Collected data
_____

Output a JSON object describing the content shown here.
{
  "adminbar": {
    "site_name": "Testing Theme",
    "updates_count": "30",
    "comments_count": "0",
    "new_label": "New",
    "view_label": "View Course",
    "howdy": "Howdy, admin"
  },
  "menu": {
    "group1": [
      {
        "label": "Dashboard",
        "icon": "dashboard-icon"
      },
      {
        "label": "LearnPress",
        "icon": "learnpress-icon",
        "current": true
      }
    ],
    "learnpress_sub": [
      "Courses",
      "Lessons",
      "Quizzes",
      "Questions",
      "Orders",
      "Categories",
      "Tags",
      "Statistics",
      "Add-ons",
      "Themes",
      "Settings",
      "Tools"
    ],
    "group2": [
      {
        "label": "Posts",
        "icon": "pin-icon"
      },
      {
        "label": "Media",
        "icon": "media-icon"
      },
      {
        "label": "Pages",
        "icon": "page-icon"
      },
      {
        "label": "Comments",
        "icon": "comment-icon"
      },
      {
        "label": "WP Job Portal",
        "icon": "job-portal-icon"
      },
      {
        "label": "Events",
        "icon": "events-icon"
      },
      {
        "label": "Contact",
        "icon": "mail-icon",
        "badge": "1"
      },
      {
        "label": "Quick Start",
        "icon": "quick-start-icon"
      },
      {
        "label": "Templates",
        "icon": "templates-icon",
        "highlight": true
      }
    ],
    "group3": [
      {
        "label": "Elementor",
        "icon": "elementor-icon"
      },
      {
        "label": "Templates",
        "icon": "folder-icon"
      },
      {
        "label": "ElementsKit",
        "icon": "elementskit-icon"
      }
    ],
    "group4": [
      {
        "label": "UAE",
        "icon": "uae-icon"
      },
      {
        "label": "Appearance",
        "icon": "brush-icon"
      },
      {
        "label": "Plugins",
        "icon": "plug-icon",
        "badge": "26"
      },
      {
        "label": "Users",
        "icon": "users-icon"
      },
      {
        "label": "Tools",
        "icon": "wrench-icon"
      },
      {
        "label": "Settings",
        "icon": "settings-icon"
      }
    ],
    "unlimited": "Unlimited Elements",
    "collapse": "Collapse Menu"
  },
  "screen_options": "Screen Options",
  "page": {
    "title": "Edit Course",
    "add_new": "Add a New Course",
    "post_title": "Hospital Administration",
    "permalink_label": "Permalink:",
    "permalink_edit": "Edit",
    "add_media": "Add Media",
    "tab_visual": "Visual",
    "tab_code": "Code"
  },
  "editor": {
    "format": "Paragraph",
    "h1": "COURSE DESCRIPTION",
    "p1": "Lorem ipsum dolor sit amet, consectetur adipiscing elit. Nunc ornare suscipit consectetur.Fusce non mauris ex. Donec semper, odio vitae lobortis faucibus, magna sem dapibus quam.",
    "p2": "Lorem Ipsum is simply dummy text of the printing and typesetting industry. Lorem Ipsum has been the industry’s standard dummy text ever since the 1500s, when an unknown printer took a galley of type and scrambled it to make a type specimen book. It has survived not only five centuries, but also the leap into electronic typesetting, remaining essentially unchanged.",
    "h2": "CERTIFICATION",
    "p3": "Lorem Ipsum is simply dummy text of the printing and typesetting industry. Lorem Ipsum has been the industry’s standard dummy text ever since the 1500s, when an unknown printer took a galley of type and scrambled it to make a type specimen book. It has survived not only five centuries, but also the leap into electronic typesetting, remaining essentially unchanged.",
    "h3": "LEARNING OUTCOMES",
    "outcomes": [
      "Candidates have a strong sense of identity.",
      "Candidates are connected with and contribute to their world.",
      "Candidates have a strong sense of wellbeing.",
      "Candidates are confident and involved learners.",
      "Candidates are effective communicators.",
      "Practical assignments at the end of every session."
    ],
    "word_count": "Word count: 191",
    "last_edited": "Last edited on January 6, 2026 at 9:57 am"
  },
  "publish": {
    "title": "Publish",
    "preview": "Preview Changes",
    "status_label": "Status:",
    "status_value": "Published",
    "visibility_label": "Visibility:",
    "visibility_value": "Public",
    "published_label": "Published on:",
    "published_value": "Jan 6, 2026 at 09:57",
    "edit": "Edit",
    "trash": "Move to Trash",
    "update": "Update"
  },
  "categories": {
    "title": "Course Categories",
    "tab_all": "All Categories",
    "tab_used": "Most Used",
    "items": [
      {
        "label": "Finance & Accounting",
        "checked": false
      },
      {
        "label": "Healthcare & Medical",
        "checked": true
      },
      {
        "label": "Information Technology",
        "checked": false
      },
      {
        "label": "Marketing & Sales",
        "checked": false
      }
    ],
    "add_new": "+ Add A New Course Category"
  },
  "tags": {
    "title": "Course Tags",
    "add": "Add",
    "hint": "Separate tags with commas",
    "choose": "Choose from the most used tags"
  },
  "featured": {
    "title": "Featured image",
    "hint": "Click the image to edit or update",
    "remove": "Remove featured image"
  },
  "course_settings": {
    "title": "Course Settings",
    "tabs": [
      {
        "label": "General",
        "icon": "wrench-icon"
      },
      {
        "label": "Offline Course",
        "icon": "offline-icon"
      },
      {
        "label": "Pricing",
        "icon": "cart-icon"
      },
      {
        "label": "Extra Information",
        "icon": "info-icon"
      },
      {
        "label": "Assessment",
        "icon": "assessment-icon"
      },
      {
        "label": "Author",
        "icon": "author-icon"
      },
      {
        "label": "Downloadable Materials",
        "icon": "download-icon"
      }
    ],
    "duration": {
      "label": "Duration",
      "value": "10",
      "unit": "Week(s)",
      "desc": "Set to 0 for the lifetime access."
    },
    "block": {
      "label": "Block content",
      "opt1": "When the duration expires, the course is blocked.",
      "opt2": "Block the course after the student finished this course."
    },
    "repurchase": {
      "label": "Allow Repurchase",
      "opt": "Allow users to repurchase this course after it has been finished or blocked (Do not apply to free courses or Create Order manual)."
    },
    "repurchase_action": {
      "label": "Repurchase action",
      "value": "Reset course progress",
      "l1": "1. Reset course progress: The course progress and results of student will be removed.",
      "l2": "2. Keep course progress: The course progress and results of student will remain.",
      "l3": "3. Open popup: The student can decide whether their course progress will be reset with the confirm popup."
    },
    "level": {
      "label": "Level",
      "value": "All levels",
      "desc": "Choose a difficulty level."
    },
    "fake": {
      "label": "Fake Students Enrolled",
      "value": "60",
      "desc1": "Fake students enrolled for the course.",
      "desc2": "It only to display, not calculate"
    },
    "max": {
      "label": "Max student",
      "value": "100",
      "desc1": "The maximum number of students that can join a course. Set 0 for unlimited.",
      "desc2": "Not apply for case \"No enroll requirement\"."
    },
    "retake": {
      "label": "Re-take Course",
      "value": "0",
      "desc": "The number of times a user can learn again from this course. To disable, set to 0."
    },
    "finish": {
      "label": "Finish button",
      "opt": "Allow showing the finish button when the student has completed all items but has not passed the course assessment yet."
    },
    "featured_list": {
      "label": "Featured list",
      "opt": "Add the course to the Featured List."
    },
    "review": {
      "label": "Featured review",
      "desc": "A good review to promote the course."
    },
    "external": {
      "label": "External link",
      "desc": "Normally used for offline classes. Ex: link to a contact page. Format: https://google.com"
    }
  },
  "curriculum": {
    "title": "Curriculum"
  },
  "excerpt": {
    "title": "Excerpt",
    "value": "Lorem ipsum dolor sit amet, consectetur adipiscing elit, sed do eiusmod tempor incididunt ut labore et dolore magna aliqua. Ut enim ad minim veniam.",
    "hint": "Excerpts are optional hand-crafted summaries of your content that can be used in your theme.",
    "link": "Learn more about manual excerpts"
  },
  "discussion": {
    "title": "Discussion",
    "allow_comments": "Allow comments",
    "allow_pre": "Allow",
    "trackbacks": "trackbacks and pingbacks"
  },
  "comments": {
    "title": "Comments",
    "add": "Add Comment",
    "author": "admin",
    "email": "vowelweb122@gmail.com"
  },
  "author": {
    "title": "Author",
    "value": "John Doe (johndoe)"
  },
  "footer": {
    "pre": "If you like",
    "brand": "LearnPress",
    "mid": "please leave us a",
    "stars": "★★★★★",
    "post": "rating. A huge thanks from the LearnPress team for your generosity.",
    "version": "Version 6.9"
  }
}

_____

What is expected: Copy every line above that holds the word "essentially".

Right answer:
    "p2": "Lorem Ipsum is simply dummy text of the printing and typesetting industry. Lorem Ipsum has been the industry’s standard dummy text ever since the 1500s, when an unknown printer took a galley of type and scrambled it to make a type specimen book. It has survived not only five centuries, but also the leap into electronic typesetting, remaining essentially unchanged.",
    "p3": "Lorem Ipsum is simply dummy text of the printing and typesetting industry. Lorem Ipsum has been the industry’s standard dummy text ever since the 1500s, when an unknown printer took a galley of type and scrambled it to make a type specimen book. It has survived not only five centuries, but also the leap into electronic typesetting, remaining essentially unchanged.",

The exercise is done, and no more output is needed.